Source records:
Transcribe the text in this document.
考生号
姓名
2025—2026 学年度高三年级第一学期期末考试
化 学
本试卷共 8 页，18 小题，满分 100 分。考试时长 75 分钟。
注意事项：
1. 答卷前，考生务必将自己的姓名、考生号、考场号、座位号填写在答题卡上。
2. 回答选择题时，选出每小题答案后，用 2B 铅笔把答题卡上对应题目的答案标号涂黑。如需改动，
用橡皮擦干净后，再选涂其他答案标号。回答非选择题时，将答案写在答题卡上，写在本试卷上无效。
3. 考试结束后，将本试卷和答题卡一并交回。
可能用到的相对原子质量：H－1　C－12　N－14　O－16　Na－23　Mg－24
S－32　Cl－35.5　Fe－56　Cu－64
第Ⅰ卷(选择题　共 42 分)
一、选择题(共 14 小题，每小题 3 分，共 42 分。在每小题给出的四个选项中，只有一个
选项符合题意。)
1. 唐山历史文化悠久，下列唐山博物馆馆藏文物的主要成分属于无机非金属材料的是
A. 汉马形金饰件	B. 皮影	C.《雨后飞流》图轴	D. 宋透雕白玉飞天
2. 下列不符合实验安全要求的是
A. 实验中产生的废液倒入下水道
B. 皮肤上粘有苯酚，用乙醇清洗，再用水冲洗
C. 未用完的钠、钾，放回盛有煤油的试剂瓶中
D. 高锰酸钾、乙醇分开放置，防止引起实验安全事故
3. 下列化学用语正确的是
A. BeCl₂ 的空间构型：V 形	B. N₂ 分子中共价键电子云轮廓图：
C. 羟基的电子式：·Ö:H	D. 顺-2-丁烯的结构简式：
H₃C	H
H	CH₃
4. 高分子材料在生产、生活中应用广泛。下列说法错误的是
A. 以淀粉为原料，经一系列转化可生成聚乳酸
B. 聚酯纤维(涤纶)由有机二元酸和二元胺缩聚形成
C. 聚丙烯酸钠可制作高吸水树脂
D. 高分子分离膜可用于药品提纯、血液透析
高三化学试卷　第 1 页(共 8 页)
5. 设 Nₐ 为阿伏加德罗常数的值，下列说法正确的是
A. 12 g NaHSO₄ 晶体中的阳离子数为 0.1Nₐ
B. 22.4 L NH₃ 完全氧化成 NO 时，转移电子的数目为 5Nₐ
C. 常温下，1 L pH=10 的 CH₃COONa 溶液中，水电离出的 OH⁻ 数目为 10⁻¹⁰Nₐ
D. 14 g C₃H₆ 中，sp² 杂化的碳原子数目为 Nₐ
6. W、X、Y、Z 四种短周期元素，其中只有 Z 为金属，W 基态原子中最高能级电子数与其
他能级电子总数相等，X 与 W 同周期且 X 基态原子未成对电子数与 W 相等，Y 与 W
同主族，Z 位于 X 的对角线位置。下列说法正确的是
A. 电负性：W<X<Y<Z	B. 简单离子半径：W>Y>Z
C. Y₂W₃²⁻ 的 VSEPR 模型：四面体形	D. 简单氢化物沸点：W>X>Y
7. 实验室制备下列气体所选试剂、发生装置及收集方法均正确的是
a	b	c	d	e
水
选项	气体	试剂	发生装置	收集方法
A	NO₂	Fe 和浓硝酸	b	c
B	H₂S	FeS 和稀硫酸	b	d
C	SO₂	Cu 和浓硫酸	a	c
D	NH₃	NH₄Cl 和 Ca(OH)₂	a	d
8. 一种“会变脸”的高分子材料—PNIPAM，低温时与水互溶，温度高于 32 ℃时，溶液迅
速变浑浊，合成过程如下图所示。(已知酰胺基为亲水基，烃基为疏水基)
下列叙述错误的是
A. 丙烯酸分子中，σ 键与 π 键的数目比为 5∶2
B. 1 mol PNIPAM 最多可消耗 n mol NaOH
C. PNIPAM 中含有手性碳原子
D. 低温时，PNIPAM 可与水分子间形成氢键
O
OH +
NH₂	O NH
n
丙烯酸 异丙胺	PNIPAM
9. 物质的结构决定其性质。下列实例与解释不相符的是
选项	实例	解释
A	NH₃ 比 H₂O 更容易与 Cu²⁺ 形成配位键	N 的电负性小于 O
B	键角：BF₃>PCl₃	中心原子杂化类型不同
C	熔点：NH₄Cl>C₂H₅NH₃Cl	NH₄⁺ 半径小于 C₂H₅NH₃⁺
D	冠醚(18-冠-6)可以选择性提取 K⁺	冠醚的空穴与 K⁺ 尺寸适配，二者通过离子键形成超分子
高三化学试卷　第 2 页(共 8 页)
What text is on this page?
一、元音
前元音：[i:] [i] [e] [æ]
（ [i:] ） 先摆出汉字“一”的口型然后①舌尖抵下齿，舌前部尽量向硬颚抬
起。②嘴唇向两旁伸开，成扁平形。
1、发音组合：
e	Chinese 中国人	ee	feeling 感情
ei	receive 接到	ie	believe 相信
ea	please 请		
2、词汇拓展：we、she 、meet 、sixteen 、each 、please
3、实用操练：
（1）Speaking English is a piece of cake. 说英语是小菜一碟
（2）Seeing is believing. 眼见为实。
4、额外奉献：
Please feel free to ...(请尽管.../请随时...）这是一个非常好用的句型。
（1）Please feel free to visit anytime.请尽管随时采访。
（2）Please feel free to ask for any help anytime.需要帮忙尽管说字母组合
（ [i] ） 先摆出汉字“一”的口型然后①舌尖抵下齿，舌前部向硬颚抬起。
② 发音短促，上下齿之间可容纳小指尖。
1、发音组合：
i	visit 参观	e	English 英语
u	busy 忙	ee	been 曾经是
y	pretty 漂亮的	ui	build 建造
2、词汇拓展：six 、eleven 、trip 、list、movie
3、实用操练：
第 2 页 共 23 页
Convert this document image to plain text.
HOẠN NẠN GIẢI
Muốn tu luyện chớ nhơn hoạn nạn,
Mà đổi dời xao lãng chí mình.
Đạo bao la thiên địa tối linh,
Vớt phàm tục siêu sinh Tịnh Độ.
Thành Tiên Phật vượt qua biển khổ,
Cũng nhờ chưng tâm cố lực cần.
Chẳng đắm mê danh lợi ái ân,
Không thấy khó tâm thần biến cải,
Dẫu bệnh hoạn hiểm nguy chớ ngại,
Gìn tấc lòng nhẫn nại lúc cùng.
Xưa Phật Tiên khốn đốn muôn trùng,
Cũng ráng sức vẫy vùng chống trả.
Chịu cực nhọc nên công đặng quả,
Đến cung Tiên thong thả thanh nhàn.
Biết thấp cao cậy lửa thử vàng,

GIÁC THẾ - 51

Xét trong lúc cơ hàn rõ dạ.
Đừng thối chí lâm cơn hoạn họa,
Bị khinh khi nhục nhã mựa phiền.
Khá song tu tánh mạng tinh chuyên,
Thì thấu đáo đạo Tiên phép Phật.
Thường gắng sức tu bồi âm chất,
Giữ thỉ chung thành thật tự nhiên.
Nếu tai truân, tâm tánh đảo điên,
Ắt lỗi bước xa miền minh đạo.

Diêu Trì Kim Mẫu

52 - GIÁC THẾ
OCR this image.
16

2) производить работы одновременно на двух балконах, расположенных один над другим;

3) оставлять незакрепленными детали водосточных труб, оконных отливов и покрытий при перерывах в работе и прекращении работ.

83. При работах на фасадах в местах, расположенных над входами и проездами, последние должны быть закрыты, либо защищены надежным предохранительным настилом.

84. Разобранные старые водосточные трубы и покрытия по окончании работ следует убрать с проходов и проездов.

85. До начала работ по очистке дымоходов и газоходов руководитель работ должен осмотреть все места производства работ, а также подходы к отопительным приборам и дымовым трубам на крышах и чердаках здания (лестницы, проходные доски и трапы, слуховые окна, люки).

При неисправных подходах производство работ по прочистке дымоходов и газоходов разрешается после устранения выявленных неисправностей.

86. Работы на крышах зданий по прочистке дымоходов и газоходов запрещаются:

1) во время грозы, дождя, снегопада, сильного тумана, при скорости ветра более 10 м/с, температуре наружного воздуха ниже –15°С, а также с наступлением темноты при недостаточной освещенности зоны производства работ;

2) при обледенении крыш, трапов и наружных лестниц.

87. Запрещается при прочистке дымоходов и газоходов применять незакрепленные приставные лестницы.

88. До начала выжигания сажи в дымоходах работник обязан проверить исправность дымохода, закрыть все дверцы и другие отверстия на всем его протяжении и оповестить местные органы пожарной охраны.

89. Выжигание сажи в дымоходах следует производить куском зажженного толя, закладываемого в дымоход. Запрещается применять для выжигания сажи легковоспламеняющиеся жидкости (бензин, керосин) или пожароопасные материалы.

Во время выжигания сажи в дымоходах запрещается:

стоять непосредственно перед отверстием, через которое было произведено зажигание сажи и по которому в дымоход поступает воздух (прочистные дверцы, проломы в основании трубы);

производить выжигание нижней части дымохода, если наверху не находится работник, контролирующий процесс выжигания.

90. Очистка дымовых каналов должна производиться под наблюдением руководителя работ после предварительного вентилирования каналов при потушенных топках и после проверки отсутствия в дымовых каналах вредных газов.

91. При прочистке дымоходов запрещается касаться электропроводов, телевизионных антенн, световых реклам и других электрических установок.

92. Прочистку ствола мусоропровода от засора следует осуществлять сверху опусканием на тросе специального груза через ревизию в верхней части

Written problem:
In the material above, show every line where the word "image" turns up.

Output for this exercise:
Convert this document image to plain text.
OCR this image.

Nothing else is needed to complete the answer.